▶ [Task statement]
Find how many lines in the material contain "melibatkan"; your answer should be that number alone.

▶ [Items]

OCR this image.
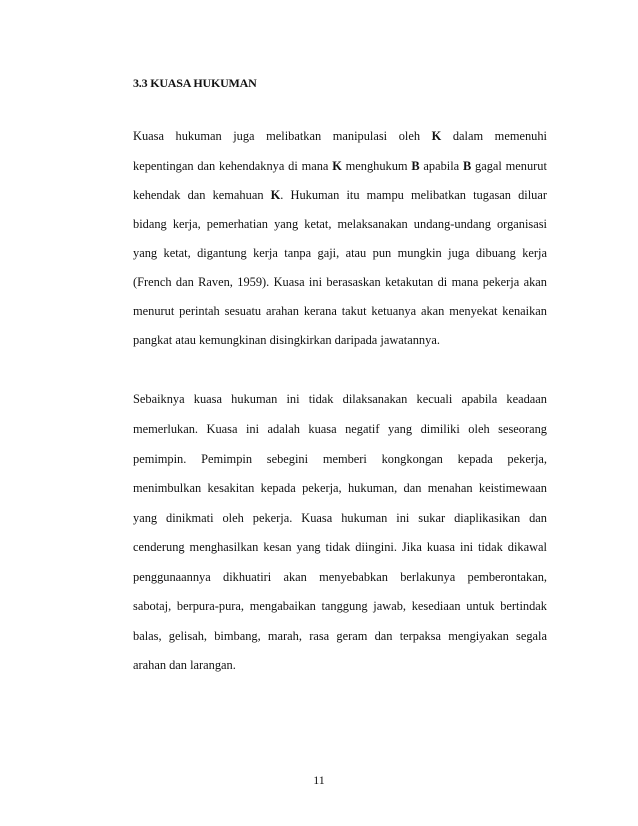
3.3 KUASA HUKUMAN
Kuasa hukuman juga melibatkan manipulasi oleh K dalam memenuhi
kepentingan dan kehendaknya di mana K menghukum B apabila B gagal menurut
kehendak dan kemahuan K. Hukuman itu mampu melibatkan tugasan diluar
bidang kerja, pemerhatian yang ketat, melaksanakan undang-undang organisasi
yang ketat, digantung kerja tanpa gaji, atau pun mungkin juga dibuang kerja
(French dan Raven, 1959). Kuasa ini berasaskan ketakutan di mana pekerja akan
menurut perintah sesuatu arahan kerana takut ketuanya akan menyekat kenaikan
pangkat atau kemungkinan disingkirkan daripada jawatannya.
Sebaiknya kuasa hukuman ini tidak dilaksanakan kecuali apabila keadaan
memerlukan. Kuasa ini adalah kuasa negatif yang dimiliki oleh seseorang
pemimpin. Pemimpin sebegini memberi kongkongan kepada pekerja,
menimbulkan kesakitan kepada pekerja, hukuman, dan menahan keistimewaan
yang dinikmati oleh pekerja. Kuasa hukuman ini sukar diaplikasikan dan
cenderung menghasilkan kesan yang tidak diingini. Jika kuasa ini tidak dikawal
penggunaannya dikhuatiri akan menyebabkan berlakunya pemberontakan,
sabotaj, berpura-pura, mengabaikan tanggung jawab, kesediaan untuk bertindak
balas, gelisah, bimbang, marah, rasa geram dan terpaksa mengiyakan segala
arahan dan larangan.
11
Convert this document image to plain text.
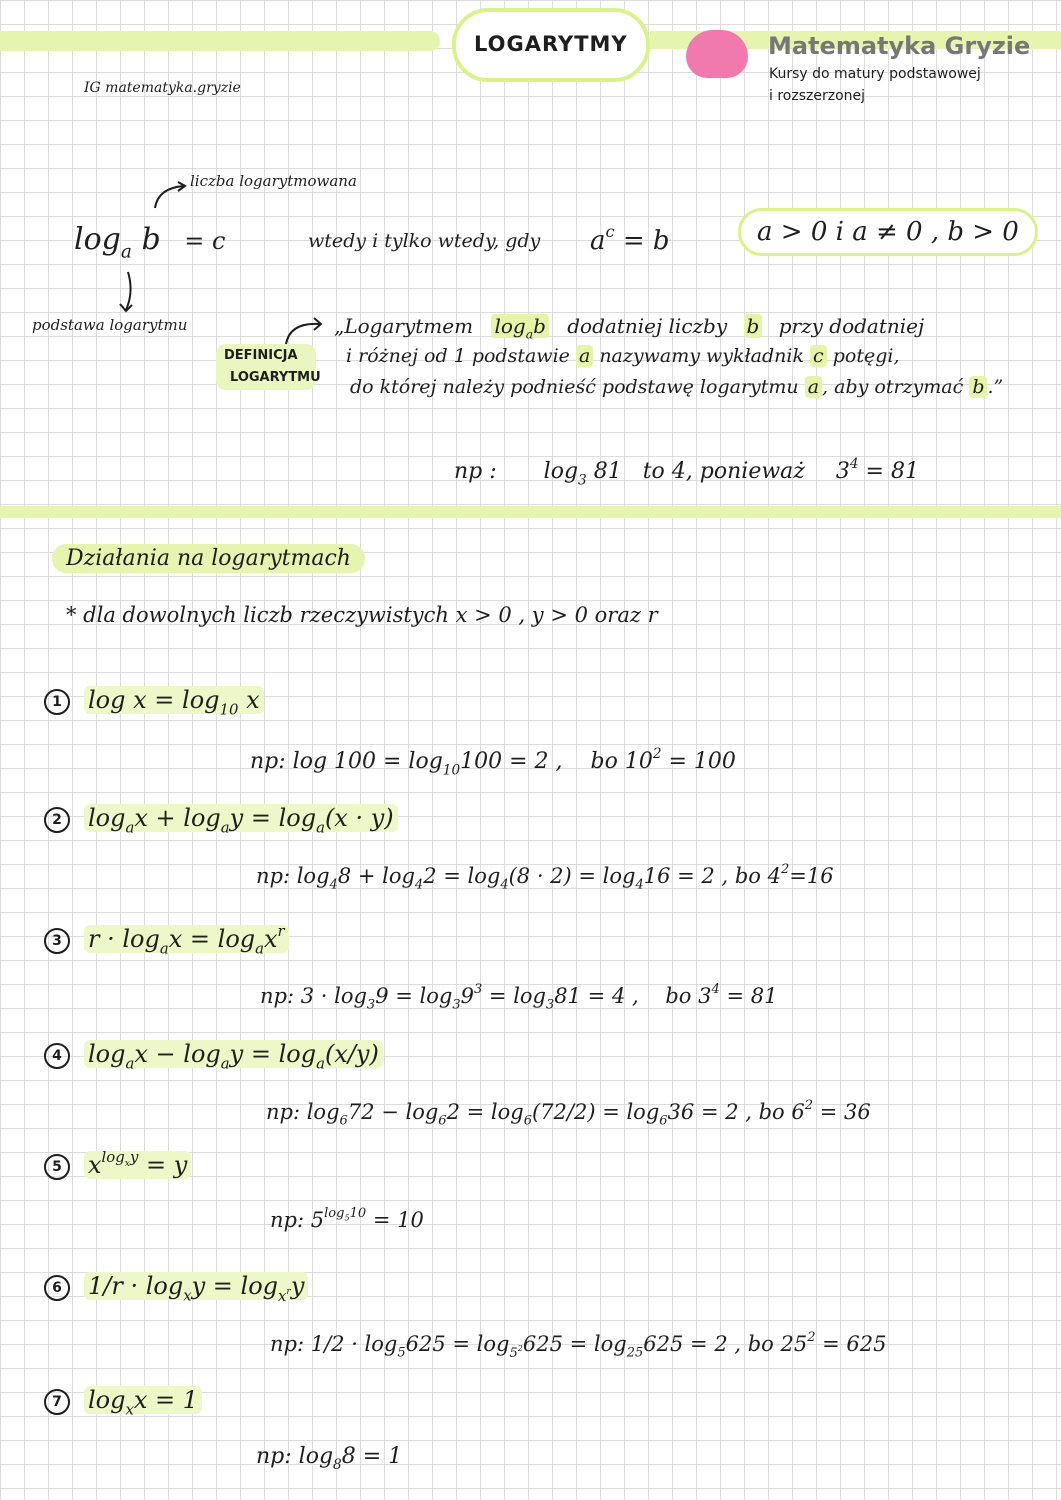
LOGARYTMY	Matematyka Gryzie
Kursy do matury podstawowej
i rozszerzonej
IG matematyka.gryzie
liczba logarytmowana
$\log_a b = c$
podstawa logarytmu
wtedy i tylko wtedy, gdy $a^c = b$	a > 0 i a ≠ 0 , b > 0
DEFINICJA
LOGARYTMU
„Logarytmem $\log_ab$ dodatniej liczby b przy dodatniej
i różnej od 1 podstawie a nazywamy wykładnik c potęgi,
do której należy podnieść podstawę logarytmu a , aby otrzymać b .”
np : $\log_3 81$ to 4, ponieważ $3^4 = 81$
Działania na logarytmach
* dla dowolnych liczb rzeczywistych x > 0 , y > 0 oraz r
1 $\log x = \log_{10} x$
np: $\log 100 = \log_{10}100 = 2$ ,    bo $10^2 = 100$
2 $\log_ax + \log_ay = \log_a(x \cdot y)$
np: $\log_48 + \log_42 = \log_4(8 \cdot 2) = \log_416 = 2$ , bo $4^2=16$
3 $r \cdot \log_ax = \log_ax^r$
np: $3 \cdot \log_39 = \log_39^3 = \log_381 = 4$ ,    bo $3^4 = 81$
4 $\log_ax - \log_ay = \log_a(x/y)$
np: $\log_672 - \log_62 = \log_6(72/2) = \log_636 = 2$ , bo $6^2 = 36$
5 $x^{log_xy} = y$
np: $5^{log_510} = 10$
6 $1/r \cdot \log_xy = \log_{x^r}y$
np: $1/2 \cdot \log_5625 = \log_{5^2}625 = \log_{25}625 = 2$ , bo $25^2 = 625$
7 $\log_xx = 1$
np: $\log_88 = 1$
==
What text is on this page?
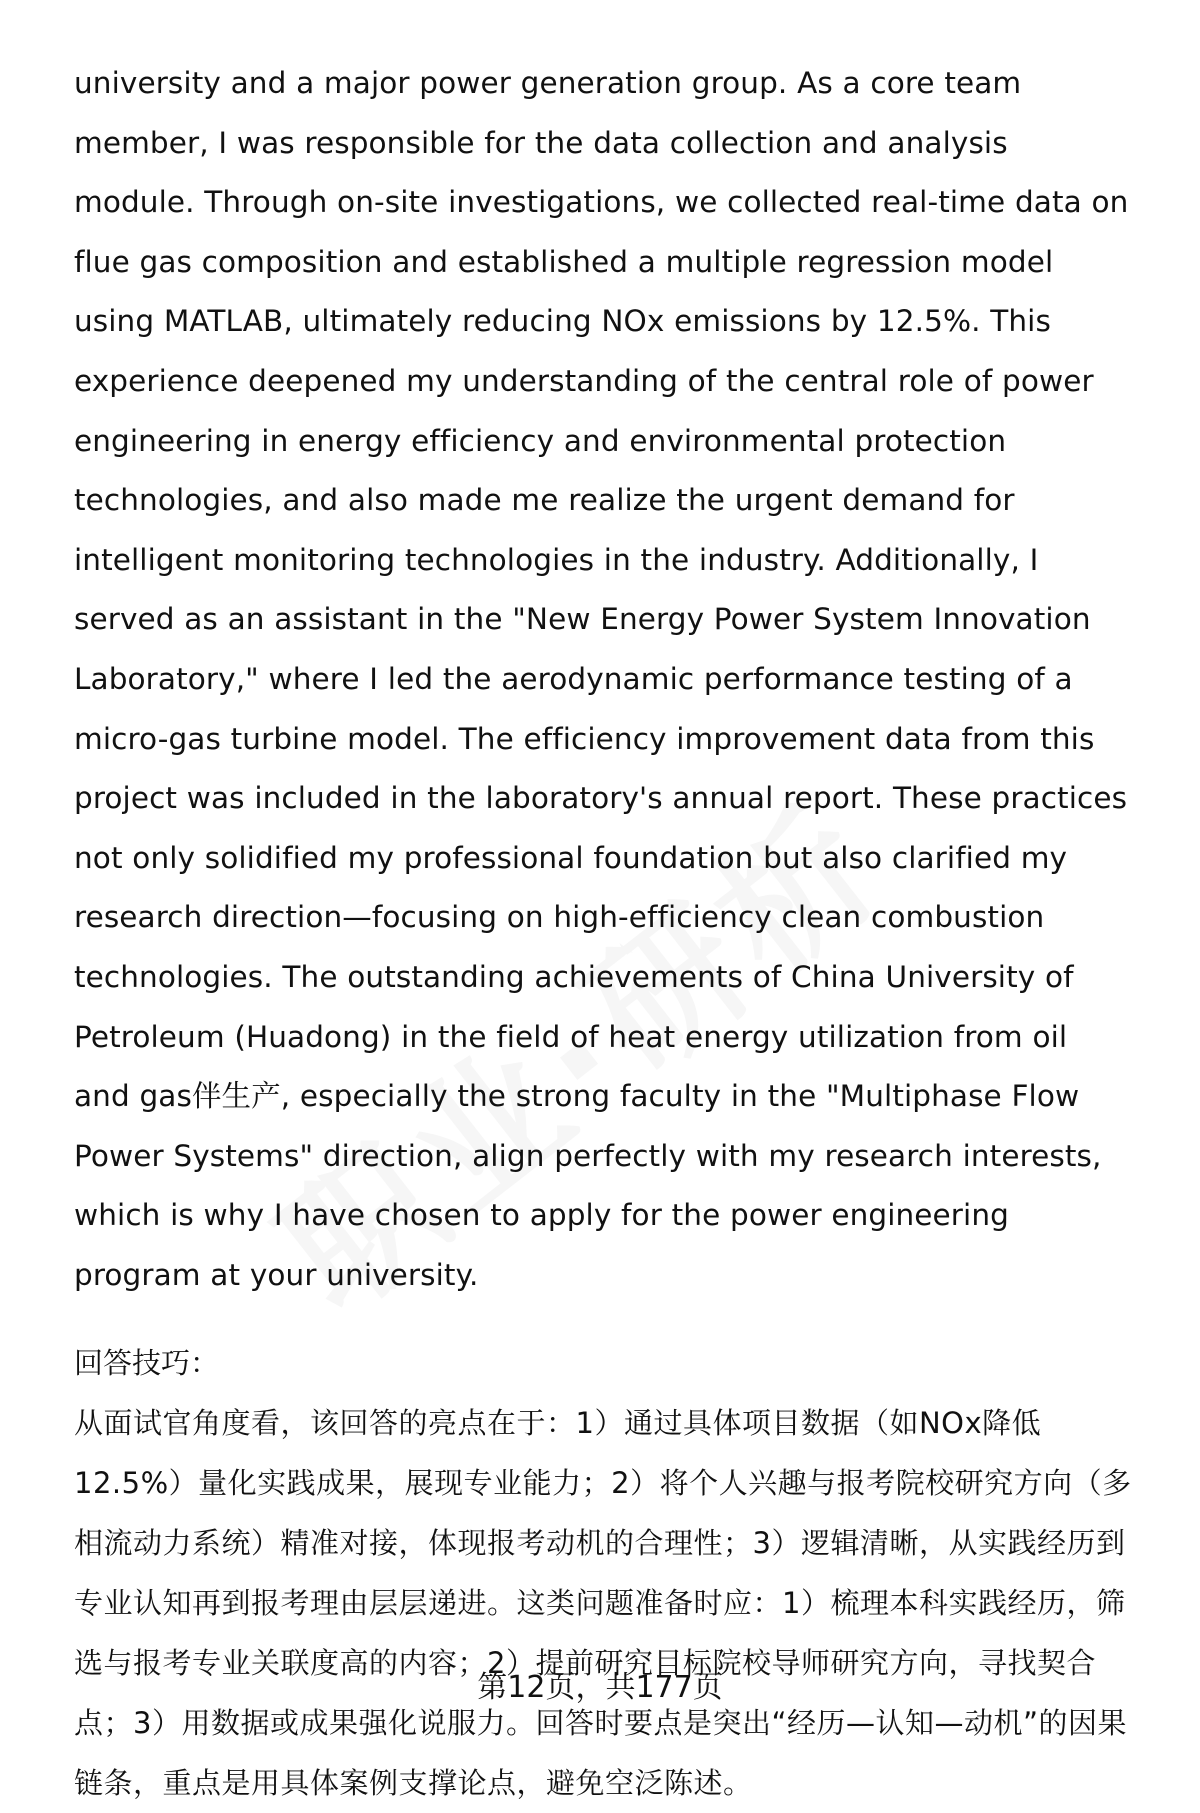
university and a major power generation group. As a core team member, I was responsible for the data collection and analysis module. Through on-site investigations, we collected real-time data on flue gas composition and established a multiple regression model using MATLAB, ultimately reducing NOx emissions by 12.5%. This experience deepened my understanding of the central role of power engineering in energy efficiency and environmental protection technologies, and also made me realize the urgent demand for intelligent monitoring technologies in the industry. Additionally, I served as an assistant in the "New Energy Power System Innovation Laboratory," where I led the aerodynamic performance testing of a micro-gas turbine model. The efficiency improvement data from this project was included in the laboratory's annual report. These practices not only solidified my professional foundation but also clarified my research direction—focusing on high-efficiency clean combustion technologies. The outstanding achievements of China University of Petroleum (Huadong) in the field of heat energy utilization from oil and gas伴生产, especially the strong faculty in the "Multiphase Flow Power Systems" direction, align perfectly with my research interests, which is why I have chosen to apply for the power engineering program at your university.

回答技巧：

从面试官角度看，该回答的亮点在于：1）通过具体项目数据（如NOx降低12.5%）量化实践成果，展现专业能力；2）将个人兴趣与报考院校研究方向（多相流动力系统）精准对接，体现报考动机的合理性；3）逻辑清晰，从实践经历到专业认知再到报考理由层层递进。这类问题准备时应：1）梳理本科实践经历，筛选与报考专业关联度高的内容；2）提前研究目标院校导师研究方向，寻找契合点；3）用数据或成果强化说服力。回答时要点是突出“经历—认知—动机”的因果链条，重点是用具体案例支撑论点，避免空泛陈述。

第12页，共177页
==
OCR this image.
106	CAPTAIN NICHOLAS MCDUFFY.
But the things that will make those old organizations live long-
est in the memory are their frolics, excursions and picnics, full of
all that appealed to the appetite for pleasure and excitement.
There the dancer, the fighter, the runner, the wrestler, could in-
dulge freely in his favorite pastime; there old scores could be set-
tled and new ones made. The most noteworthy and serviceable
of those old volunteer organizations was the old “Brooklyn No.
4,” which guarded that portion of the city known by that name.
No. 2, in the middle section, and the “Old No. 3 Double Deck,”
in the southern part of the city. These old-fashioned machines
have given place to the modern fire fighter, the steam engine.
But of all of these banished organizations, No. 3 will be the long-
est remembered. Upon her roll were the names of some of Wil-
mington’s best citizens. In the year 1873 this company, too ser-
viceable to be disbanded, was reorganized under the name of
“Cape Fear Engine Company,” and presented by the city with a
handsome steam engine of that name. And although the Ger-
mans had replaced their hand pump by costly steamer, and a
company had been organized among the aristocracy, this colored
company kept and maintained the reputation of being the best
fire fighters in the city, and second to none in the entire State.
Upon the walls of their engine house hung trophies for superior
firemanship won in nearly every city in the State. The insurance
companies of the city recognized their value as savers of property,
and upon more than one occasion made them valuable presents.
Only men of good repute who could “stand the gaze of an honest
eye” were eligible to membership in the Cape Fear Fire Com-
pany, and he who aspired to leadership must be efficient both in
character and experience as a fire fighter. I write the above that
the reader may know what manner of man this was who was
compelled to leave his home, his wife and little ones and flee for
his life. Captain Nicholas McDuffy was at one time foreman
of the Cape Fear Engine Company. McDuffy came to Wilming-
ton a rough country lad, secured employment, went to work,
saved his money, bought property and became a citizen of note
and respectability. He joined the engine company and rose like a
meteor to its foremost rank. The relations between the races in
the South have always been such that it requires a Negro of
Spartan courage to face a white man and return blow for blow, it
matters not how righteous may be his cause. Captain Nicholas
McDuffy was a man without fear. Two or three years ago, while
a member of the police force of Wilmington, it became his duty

▶ [Full response]
2